Reproduce the records below line for line without changing anything, leaving out the pictures.
[Source records start]
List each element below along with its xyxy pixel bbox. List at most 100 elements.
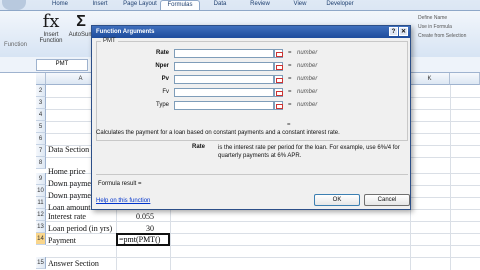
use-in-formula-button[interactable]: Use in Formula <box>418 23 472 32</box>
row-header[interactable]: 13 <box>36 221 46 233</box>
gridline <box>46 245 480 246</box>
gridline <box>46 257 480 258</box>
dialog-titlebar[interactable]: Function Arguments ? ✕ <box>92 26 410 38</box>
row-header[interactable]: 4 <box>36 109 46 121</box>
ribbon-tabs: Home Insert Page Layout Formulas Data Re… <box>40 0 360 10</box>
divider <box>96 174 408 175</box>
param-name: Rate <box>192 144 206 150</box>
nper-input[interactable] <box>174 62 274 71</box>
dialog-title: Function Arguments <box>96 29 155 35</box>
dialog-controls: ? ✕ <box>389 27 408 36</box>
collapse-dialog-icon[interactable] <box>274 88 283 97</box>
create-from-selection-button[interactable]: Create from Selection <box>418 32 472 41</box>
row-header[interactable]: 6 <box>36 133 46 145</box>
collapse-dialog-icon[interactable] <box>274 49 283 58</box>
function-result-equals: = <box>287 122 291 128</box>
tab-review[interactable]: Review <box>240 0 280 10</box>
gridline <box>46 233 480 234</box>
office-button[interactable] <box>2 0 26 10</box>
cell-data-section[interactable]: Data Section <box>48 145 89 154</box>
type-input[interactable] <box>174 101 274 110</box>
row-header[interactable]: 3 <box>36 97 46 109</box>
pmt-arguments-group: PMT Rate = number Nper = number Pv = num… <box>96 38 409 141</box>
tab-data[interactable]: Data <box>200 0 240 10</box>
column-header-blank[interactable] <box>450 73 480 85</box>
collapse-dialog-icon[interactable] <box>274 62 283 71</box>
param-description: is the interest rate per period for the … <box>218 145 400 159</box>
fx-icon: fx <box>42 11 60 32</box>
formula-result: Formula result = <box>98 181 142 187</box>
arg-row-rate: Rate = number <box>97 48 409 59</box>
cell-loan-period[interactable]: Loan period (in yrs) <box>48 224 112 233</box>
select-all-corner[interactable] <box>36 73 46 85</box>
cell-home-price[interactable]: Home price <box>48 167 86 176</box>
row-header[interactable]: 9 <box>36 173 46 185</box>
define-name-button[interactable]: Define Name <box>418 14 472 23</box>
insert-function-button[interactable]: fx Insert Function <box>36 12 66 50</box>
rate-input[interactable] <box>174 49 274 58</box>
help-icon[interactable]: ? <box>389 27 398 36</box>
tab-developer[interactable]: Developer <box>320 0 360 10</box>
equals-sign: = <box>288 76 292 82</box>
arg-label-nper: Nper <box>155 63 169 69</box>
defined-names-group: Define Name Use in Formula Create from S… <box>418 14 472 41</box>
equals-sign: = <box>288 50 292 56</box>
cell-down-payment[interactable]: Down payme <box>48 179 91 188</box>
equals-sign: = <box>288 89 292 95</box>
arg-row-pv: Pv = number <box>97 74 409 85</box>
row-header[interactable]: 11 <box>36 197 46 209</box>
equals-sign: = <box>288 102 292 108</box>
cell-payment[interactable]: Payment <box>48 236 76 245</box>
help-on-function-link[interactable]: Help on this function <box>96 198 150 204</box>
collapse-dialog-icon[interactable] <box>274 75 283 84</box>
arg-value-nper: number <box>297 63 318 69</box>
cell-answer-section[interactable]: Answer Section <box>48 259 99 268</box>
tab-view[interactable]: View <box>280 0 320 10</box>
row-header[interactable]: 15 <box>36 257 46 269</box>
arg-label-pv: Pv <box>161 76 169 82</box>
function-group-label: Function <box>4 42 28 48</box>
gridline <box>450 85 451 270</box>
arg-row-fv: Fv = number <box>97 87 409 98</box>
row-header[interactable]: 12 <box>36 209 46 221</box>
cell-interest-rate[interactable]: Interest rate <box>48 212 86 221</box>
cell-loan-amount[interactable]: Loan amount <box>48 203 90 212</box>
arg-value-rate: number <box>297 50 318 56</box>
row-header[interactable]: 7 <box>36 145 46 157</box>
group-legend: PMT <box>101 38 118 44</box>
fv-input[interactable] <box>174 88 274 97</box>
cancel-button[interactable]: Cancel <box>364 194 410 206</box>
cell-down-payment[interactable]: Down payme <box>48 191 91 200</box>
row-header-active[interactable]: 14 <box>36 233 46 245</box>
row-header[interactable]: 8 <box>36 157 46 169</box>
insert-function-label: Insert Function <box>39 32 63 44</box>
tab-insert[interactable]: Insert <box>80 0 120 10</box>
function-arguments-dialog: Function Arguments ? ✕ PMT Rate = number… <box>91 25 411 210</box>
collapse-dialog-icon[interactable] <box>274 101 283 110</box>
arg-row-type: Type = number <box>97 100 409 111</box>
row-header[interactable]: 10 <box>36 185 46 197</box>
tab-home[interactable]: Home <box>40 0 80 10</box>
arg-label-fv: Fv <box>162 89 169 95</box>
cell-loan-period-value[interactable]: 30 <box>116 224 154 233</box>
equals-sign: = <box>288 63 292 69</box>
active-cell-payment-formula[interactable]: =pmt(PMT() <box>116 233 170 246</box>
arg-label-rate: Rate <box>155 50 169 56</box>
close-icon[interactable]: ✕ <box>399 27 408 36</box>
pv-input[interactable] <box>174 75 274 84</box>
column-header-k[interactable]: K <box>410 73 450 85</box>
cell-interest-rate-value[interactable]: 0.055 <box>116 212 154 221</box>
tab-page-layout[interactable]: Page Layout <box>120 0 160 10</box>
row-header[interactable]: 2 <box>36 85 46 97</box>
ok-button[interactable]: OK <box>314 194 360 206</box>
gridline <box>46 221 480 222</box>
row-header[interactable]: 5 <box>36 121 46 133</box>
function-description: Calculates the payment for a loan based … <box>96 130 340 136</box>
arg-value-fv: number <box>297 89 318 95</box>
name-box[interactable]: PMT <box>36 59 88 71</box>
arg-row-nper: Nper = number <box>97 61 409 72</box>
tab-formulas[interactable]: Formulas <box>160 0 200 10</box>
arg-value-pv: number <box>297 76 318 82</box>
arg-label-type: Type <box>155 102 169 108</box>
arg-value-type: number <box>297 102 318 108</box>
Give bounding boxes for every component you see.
[Source records end]
Complete response:
List each element below along with its xyxy pixel bbox. List at most 100 elements.
use-in-formula-button[interactable]: Use in Formula <box>418 23 472 32</box>
row-header[interactable]: 13 <box>36 221 46 233</box>
gridline <box>46 245 480 246</box>
gridline <box>46 257 480 258</box>
dialog-titlebar[interactable]: Function Arguments ? ✕ <box>92 26 410 38</box>
row-header[interactable]: 4 <box>36 109 46 121</box>
ribbon-tabs: Home Insert Page Layout Formulas Data Re… <box>40 0 360 10</box>
divider <box>96 174 408 175</box>
param-name: Rate <box>192 144 206 150</box>
nper-input[interactable] <box>174 62 274 71</box>
dialog-title: Function Arguments <box>96 29 155 35</box>
dialog-controls: ? ✕ <box>389 27 408 36</box>
collapse-dialog-icon[interactable] <box>274 88 283 97</box>
create-from-selection-button[interactable]: Create from Selection <box>418 32 472 41</box>
row-header[interactable]: 6 <box>36 133 46 145</box>
collapse-dialog-icon[interactable] <box>274 49 283 58</box>
function-result-equals: = <box>287 122 291 128</box>
tab-review[interactable]: Review <box>240 0 280 10</box>
gridline <box>46 233 480 234</box>
office-button[interactable] <box>2 0 26 10</box>
cell-data-section[interactable]: Data Section <box>48 145 89 154</box>
type-input[interactable] <box>174 101 274 110</box>
row-header[interactable]: 3 <box>36 97 46 109</box>
pmt-arguments-group: PMT Rate = number Nper = number Pv = num… <box>96 38 409 141</box>
tab-data[interactable]: Data <box>200 0 240 10</box>
column-header-blank[interactable] <box>450 73 480 85</box>
collapse-dialog-icon[interactable] <box>274 62 283 71</box>
param-description: is the interest rate per period for the … <box>218 145 400 159</box>
fx-icon: fx <box>42 11 60 32</box>
formula-result: Formula result = <box>98 181 142 187</box>
arg-row-rate: Rate = number <box>97 48 409 59</box>
cell-loan-period[interactable]: Loan period (in yrs) <box>48 224 112 233</box>
select-all-corner[interactable] <box>36 73 46 85</box>
cell-home-price[interactable]: Home price <box>48 167 86 176</box>
row-header[interactable]: 9 <box>36 173 46 185</box>
define-name-button[interactable]: Define Name <box>418 14 472 23</box>
insert-function-button[interactable]: fx Insert Function <box>36 12 66 50</box>
rate-input[interactable] <box>174 49 274 58</box>
help-icon[interactable]: ? <box>389 27 398 36</box>
tab-developer[interactable]: Developer <box>320 0 360 10</box>
equals-sign: = <box>288 76 292 82</box>
arg-label-nper: Nper <box>155 63 169 69</box>
defined-names-group: Define Name Use in Formula Create from S… <box>418 14 472 41</box>
equals-sign: = <box>288 50 292 56</box>
cell-down-payment[interactable]: Down payme <box>48 179 91 188</box>
equals-sign: = <box>288 89 292 95</box>
arg-row-pv: Pv = number <box>97 74 409 85</box>
row-header[interactable]: 11 <box>36 197 46 209</box>
equals-sign: = <box>288 102 292 108</box>
cell-payment[interactable]: Payment <box>48 236 76 245</box>
help-on-function-link[interactable]: Help on this function <box>96 198 150 204</box>
collapse-dialog-icon[interactable] <box>274 75 283 84</box>
arg-value-nper: number <box>297 63 318 69</box>
cell-answer-section[interactable]: Answer Section <box>48 259 99 268</box>
tab-view[interactable]: View <box>280 0 320 10</box>
row-header[interactable]: 15 <box>36 257 46 269</box>
arg-label-pv: Pv <box>161 76 169 82</box>
function-group-label: Function <box>4 42 28 48</box>
gridline <box>450 85 451 270</box>
arg-row-fv: Fv = number <box>97 87 409 98</box>
row-header[interactable]: 12 <box>36 209 46 221</box>
cell-interest-rate[interactable]: Interest rate <box>48 212 86 221</box>
cell-loan-amount[interactable]: Loan amount <box>48 203 90 212</box>
arg-value-rate: number <box>297 50 318 56</box>
row-header[interactable]: 7 <box>36 145 46 157</box>
group-legend: PMT <box>101 38 118 44</box>
fv-input[interactable] <box>174 88 274 97</box>
cancel-button[interactable]: Cancel <box>364 194 410 206</box>
cell-down-payment[interactable]: Down payme <box>48 191 91 200</box>
row-header-active[interactable]: 14 <box>36 233 46 245</box>
row-header[interactable]: 8 <box>36 157 46 169</box>
insert-function-label: Insert Function <box>39 32 63 44</box>
tab-insert[interactable]: Insert <box>80 0 120 10</box>
function-arguments-dialog: Function Arguments ? ✕ PMT Rate = number… <box>91 25 411 210</box>
collapse-dialog-icon[interactable] <box>274 101 283 110</box>
arg-row-type: Type = number <box>97 100 409 111</box>
row-header[interactable]: 10 <box>36 185 46 197</box>
tab-home[interactable]: Home <box>40 0 80 10</box>
arg-label-fv: Fv <box>162 89 169 95</box>
cell-loan-period-value[interactable]: 30 <box>116 224 154 233</box>
equals-sign: = <box>288 63 292 69</box>
active-cell-payment-formula[interactable]: =pmt(PMT() <box>116 233 170 246</box>
arg-label-rate: Rate <box>155 50 169 56</box>
close-icon[interactable]: ✕ <box>399 27 408 36</box>
pv-input[interactable] <box>174 75 274 84</box>
column-header-k[interactable]: K <box>410 73 450 85</box>
cell-interest-rate-value[interactable]: 0.055 <box>116 212 154 221</box>
tab-page-layout[interactable]: Page Layout <box>120 0 160 10</box>
row-header[interactable]: 2 <box>36 85 46 97</box>
ok-button[interactable]: OK <box>314 194 360 206</box>
gridline <box>46 221 480 222</box>
row-header[interactable]: 5 <box>36 121 46 133</box>
function-description: Calculates the payment for a loan based … <box>96 130 340 136</box>
arg-value-fv: number <box>297 89 318 95</box>
name-box[interactable]: PMT <box>36 59 88 71</box>
arg-row-nper: Nper = number <box>97 61 409 72</box>
tab-formulas[interactable]: Formulas <box>160 0 200 10</box>
arg-value-pv: number <box>297 76 318 82</box>
arg-label-type: Type <box>155 102 169 108</box>
arg-value-type: number <box>297 102 318 108</box>
Give bounding boxes for every component you see.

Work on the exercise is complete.